» **TASK PROMPT**
In the entries below, count every line containing "Tiêu". Return the number and nothing else.
—————
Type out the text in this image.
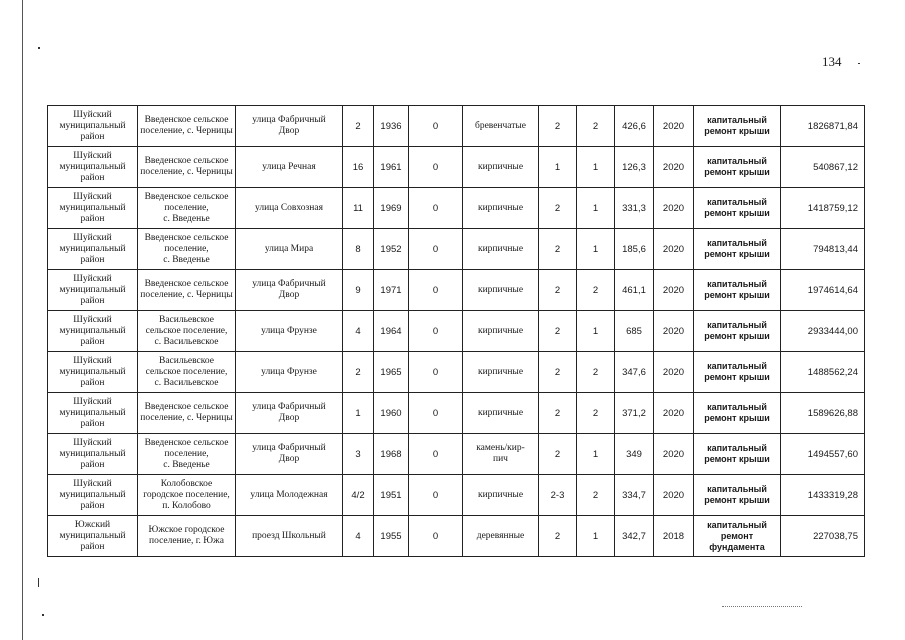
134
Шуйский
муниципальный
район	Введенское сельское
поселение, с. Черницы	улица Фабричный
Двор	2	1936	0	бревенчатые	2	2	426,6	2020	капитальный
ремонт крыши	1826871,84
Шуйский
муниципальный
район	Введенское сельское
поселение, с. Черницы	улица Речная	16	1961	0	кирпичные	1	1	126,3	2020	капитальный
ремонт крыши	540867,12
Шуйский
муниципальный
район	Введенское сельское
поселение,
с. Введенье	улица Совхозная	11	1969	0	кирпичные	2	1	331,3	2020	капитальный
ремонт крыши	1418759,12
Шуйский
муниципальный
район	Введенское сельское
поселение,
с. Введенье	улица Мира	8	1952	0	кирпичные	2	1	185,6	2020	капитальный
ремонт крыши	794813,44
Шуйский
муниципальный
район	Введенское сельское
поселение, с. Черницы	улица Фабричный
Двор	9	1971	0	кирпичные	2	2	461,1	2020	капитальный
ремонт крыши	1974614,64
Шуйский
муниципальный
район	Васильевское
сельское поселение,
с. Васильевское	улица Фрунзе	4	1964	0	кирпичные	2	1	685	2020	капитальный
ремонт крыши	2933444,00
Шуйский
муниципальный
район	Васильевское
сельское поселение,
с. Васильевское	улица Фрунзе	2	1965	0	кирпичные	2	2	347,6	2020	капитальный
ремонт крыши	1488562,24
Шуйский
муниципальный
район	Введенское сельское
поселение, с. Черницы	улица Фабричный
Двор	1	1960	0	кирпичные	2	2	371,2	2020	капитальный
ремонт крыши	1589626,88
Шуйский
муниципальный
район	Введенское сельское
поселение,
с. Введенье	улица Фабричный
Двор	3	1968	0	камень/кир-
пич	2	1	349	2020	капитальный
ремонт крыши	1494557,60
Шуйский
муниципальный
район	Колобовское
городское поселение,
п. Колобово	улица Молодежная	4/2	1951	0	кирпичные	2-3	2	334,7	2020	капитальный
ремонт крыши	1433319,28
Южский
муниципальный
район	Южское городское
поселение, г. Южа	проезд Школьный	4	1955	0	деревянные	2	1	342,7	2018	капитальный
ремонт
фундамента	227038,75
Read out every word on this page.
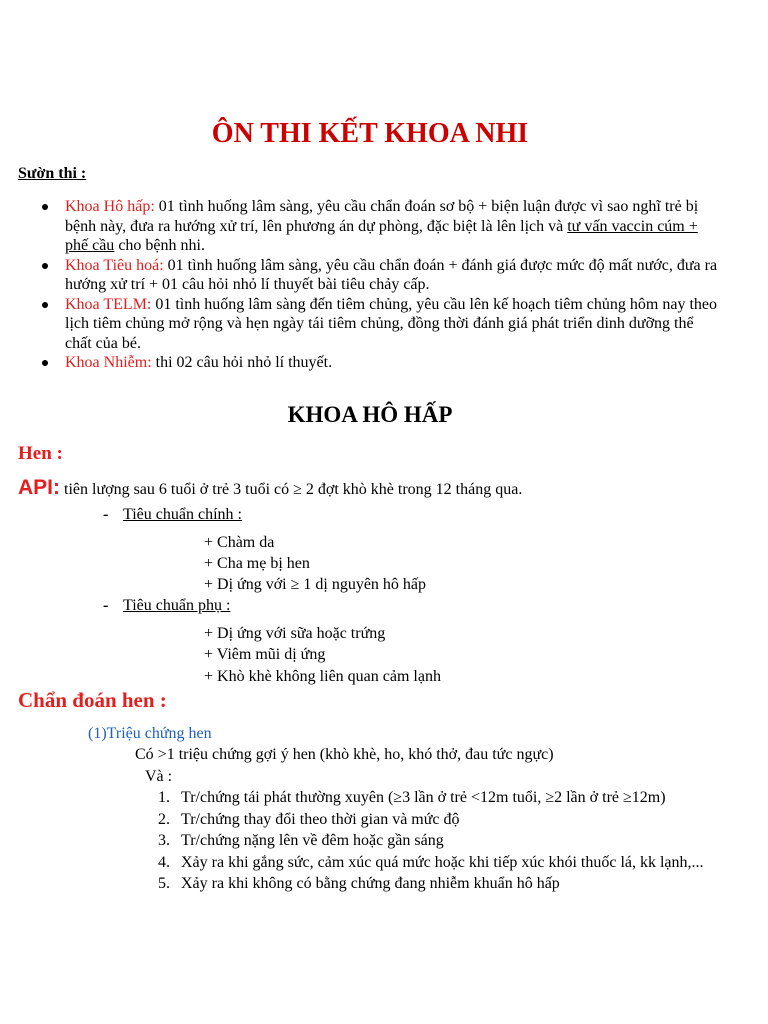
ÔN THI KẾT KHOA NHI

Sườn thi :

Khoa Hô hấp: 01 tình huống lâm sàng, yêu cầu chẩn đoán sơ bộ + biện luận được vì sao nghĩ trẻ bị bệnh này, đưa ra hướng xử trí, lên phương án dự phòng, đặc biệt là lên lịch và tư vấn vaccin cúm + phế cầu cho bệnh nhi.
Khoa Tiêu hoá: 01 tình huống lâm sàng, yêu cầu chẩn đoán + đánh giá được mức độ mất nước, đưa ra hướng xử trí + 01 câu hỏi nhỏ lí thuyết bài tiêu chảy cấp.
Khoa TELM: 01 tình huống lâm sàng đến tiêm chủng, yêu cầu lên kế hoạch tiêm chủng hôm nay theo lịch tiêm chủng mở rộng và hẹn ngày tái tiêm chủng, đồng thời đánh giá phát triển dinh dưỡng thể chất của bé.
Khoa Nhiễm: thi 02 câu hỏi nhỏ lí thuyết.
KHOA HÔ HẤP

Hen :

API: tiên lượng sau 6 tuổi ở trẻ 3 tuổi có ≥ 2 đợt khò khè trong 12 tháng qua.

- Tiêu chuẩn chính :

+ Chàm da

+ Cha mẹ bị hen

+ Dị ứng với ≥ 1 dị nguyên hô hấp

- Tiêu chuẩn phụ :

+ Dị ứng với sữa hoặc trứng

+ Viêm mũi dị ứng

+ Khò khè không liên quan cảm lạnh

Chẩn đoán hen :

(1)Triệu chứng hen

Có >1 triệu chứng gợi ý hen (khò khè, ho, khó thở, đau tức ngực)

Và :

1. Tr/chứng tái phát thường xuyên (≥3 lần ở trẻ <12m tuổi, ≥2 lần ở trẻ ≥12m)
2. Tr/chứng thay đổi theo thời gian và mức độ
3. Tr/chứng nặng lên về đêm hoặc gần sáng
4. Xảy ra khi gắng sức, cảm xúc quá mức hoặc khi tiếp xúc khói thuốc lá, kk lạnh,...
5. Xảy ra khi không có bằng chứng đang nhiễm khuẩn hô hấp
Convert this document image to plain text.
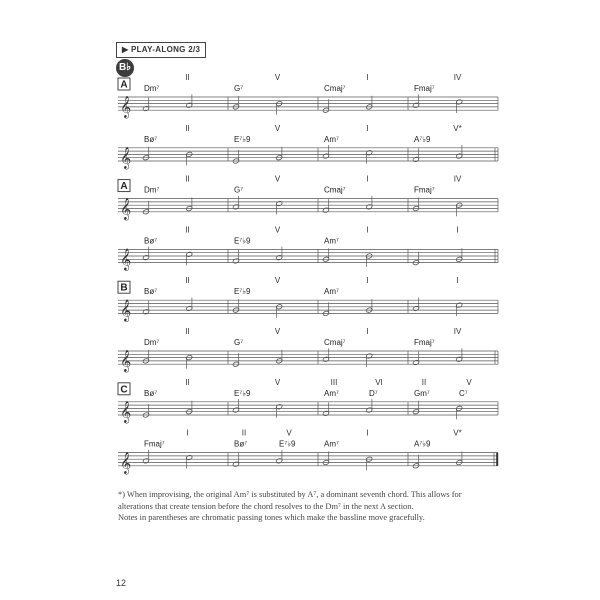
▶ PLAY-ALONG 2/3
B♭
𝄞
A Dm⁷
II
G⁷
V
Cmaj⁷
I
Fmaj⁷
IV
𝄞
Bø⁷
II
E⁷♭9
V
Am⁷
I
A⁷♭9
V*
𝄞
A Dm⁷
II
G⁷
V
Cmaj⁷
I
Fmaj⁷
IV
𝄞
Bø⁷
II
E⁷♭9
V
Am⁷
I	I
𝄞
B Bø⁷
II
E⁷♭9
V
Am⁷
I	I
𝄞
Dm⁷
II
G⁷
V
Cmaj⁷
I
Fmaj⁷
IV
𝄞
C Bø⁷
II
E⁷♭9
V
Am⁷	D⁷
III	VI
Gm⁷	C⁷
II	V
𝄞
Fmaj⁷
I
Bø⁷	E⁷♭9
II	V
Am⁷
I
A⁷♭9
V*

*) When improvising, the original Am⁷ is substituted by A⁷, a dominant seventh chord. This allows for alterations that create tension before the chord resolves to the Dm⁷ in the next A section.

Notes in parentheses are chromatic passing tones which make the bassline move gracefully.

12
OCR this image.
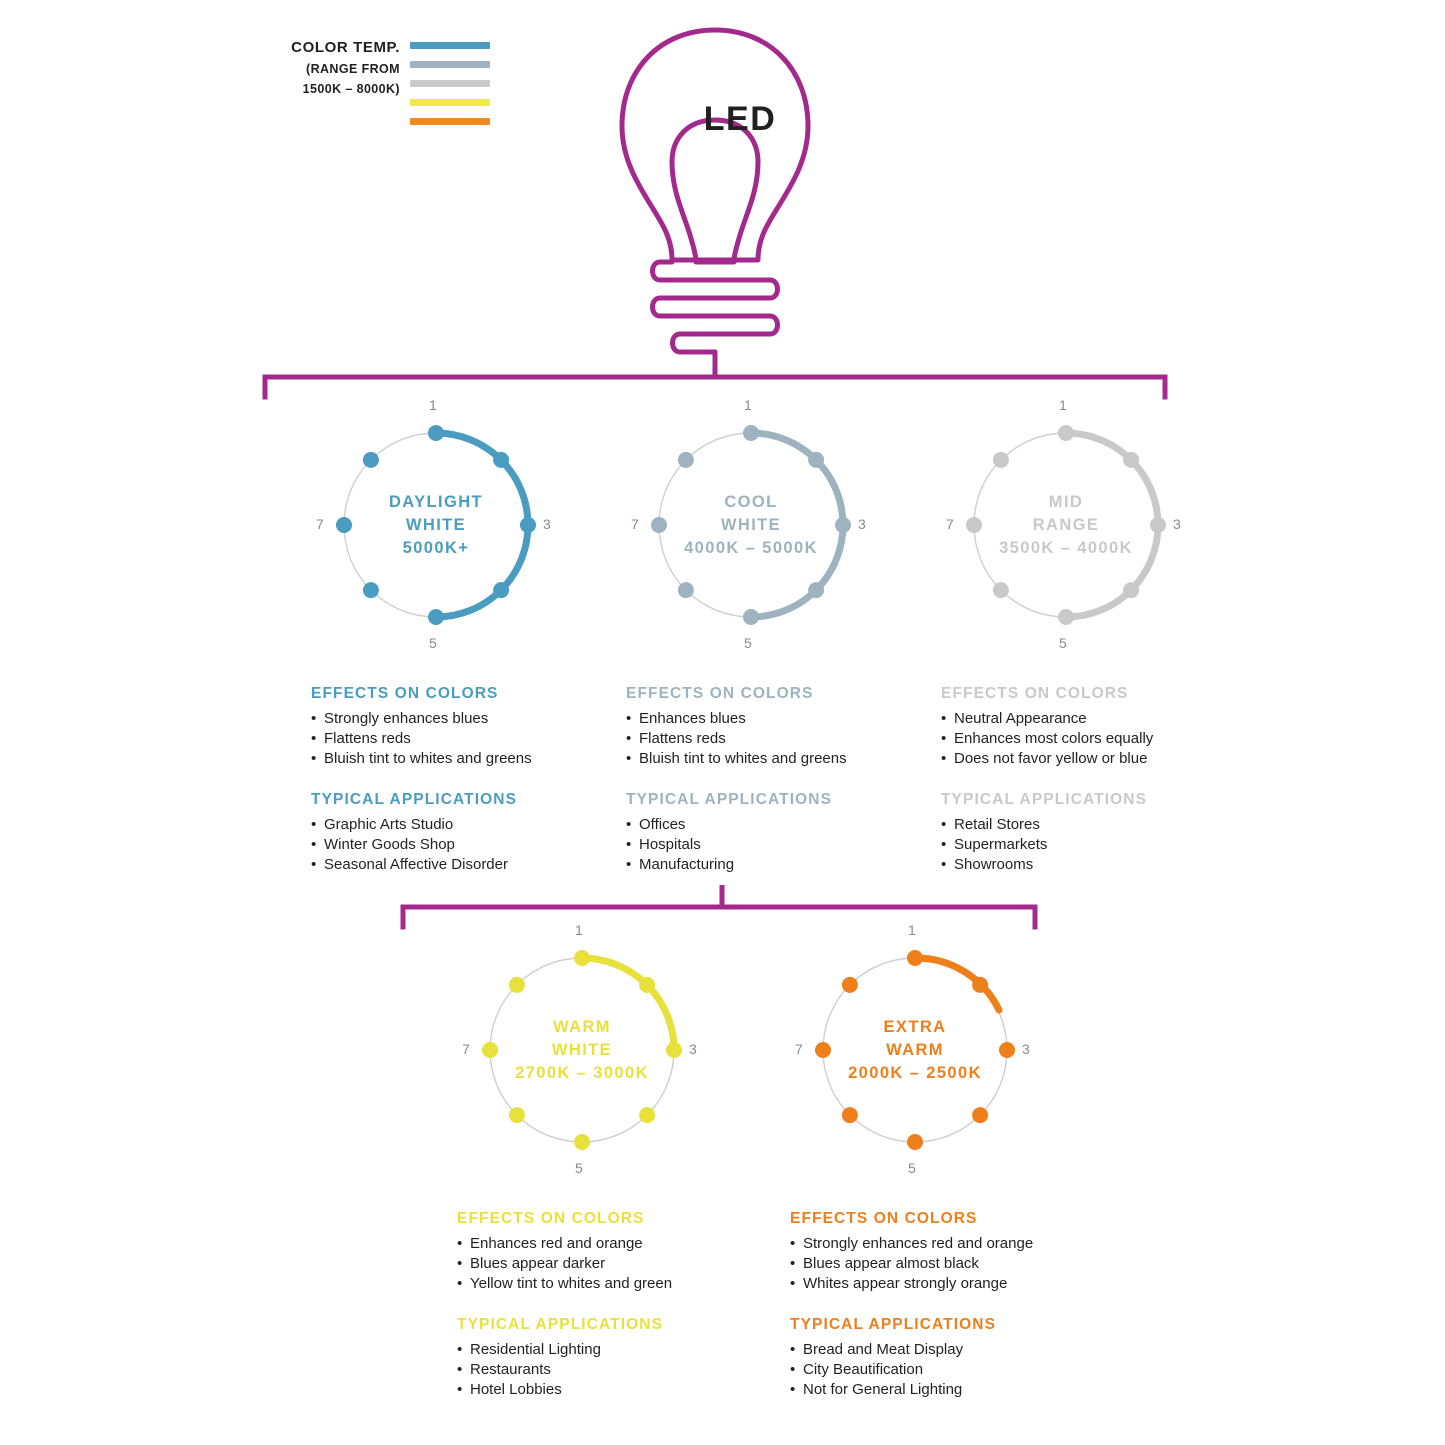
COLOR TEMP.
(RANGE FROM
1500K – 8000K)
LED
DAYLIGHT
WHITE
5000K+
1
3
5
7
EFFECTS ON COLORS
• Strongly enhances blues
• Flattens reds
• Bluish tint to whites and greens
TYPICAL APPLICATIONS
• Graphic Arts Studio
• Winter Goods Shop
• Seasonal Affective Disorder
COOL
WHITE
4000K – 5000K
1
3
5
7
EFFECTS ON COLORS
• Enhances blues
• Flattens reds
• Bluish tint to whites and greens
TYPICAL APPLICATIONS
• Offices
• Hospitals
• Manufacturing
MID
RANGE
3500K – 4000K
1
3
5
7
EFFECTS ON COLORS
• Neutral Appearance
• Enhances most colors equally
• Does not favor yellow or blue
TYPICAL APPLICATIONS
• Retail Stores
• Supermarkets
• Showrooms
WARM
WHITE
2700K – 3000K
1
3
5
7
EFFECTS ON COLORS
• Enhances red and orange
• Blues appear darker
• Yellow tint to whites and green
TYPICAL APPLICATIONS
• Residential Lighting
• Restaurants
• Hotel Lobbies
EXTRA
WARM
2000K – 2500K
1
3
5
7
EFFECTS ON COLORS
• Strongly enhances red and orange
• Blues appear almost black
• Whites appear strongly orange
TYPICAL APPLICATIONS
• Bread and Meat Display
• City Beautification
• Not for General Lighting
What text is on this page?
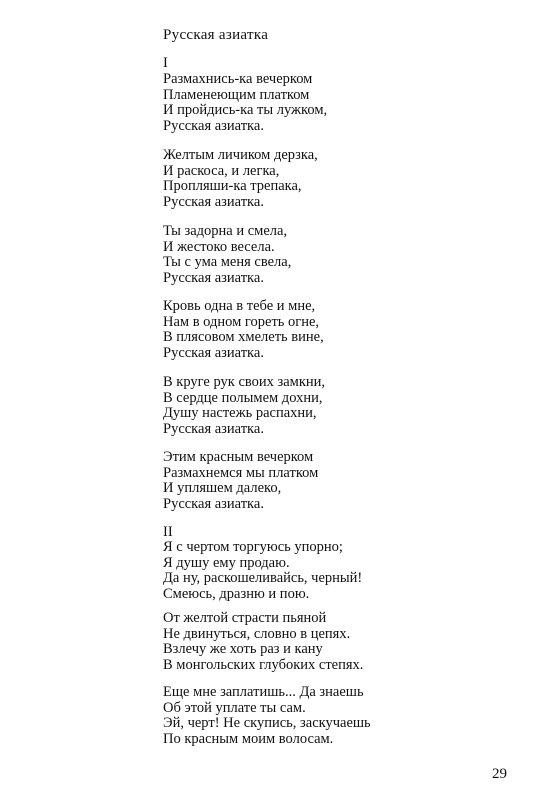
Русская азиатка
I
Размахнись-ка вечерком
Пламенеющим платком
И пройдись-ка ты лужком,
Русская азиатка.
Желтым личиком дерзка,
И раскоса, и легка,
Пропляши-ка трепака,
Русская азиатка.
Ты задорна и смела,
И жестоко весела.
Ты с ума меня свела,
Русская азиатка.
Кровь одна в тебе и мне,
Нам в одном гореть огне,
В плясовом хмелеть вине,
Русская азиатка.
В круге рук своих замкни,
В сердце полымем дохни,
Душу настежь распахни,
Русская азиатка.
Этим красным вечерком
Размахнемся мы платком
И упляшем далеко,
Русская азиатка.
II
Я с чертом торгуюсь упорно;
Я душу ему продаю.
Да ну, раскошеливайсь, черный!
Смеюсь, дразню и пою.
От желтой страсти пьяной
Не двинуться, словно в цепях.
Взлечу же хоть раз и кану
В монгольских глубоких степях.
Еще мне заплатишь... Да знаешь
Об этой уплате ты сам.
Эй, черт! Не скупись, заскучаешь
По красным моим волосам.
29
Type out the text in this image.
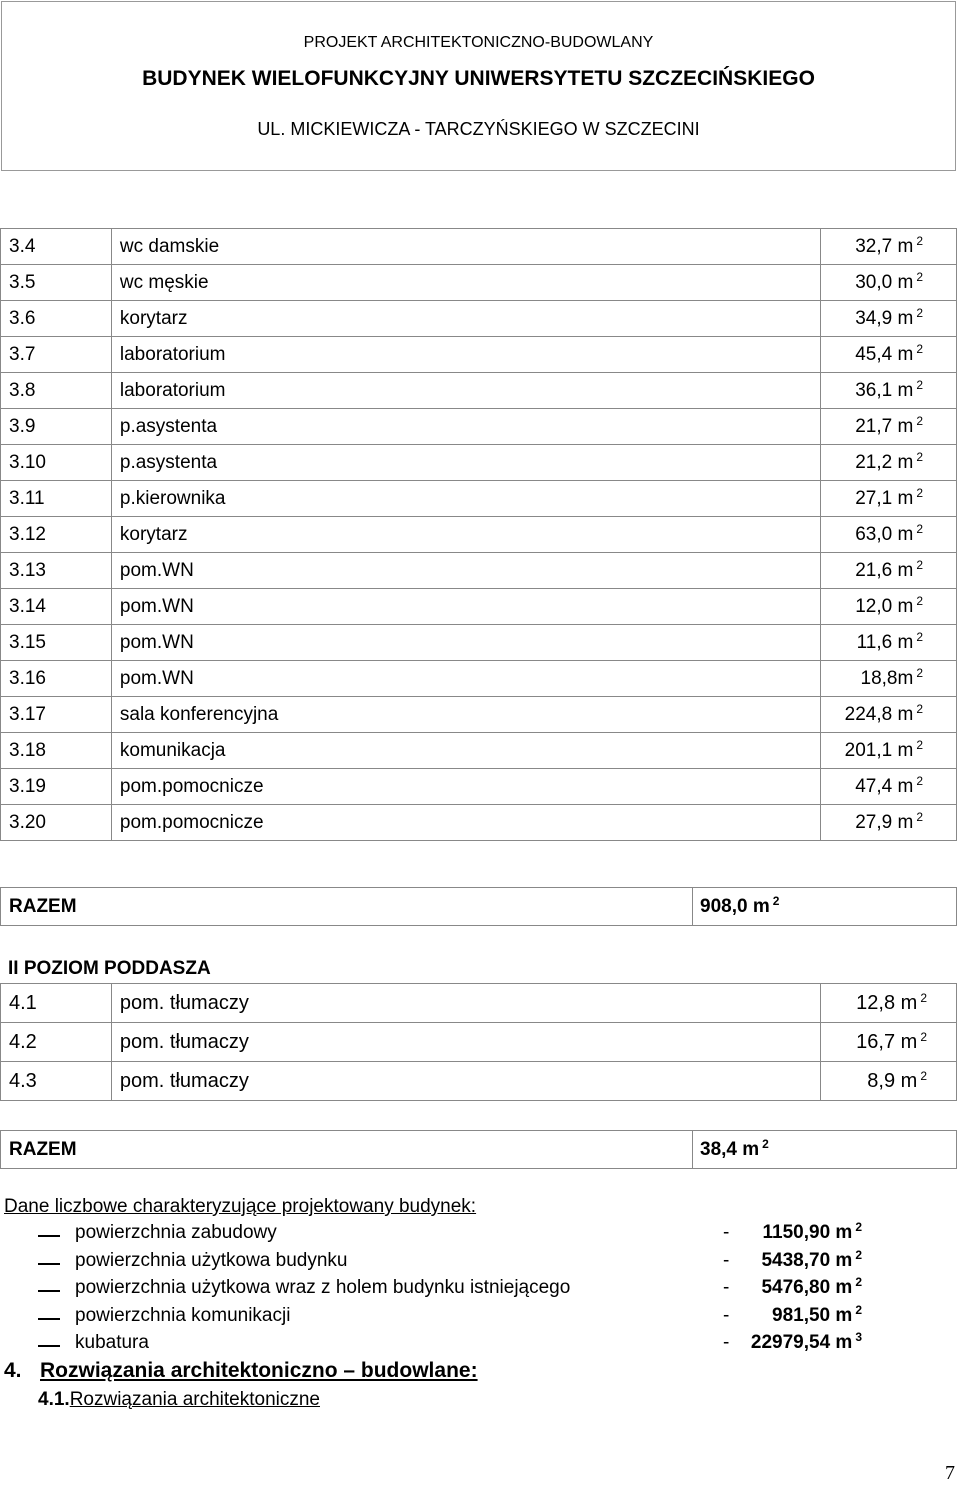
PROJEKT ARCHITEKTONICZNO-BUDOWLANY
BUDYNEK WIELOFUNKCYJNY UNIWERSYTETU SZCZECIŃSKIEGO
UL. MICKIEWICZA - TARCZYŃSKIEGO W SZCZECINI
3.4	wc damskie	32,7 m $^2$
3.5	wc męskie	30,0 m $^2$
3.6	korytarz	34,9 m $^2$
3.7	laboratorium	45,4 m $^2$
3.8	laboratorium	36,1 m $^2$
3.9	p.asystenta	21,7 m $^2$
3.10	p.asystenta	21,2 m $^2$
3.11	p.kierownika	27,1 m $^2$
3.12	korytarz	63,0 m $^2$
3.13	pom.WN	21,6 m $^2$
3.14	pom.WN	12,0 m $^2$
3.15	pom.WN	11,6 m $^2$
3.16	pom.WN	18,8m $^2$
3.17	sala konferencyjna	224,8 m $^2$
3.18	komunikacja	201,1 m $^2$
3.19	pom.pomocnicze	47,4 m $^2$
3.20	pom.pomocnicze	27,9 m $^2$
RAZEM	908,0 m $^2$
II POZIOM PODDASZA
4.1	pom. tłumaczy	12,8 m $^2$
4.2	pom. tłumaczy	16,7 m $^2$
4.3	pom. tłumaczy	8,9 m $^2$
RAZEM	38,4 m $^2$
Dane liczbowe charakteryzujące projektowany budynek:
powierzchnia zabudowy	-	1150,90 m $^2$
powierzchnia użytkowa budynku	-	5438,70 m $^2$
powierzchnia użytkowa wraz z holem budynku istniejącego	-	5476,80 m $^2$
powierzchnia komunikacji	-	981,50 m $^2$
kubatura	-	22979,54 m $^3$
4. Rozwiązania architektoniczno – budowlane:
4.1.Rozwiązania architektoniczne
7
—————
» **TASK SOLUTION**
3